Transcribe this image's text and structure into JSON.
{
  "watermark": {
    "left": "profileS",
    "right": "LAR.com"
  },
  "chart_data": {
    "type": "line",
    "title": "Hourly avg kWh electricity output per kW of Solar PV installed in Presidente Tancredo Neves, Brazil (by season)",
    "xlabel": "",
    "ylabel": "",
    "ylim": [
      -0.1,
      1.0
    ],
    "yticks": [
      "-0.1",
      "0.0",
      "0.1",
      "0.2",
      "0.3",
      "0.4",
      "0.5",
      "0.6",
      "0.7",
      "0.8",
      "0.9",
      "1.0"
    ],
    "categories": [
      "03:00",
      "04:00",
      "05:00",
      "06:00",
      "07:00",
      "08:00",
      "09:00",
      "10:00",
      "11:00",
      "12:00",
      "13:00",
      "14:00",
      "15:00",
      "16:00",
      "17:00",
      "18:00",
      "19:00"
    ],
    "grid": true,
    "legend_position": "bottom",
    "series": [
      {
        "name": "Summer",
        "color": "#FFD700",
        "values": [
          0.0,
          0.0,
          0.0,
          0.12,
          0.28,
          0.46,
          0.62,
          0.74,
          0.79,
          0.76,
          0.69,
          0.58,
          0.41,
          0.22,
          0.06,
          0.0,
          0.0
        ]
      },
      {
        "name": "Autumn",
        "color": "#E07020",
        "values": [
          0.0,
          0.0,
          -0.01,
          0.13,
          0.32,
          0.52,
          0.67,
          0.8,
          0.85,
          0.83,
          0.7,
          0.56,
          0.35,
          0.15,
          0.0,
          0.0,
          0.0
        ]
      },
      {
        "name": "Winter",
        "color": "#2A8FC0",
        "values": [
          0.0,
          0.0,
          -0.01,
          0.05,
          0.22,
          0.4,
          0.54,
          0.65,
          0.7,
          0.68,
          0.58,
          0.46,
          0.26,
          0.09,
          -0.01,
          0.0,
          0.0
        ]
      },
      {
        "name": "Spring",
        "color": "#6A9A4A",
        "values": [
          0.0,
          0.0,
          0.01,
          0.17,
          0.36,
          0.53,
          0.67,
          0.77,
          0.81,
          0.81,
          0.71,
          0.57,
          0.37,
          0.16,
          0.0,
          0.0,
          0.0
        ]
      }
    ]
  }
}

◆ ◆ ◆ ◆

Print again each line of the listing above, exactly as it appears.

> Full response:
Transcribe this image's text and structure into JSON.
{
  "watermark": {
    "left": "profileS",
    "right": "LAR.com"
  },
  "chart_data": {
    "type": "line",
    "title": "Hourly avg kWh electricity output per kW of Solar PV installed in Presidente Tancredo Neves, Brazil (by season)",
    "xlabel": "",
    "ylabel": "",
    "ylim": [
      -0.1,
      1.0
    ],
    "yticks": [
      "-0.1",
      "0.0",
      "0.1",
      "0.2",
      "0.3",
      "0.4",
      "0.5",
      "0.6",
      "0.7",
      "0.8",
      "0.9",
      "1.0"
    ],
    "categories": [
      "03:00",
      "04:00",
      "05:00",
      "06:00",
      "07:00",
      "08:00",
      "09:00",
      "10:00",
      "11:00",
      "12:00",
      "13:00",
      "14:00",
      "15:00",
      "16:00",
      "17:00",
      "18:00",
      "19:00"
    ],
    "grid": true,
    "legend_position": "bottom",
    "series": [
      {
        "name": "Summer",
        "color": "#FFD700",
        "values": [
          0.0,
          0.0,
          0.0,
          0.12,
          0.28,
          0.46,
          0.62,
          0.74,
          0.79,
          0.76,
          0.69,
          0.58,
          0.41,
          0.22,
          0.06,
          0.0,
          0.0
        ]
      },
      {
        "name": "Autumn",
        "color": "#E07020",
        "values": [
          0.0,
          0.0,
          -0.01,
          0.13,
          0.32,
          0.52,
          0.67,
          0.8,
          0.85,
          0.83,
          0.7,
          0.56,
          0.35,
          0.15,
          0.0,
          0.0,
          0.0
        ]
      },
      {
        "name": "Winter",
        "color": "#2A8FC0",
        "values": [
          0.0,
          0.0,
          -0.01,
          0.05,
          0.22,
          0.4,
          0.54,
          0.65,
          0.7,
          0.68,
          0.58,
          0.46,
          0.26,
          0.09,
          -0.01,
          0.0,
          0.0
        ]
      },
      {
        "name": "Spring",
        "color": "#6A9A4A",
        "values": [
          0.0,
          0.0,
          0.01,
          0.17,
          0.36,
          0.53,
          0.67,
          0.77,
          0.81,
          0.81,
          0.71,
          0.57,
          0.37,
          0.16,
          0.0,
          0.0,
          0.0
        ]
      }
    ]
  }
}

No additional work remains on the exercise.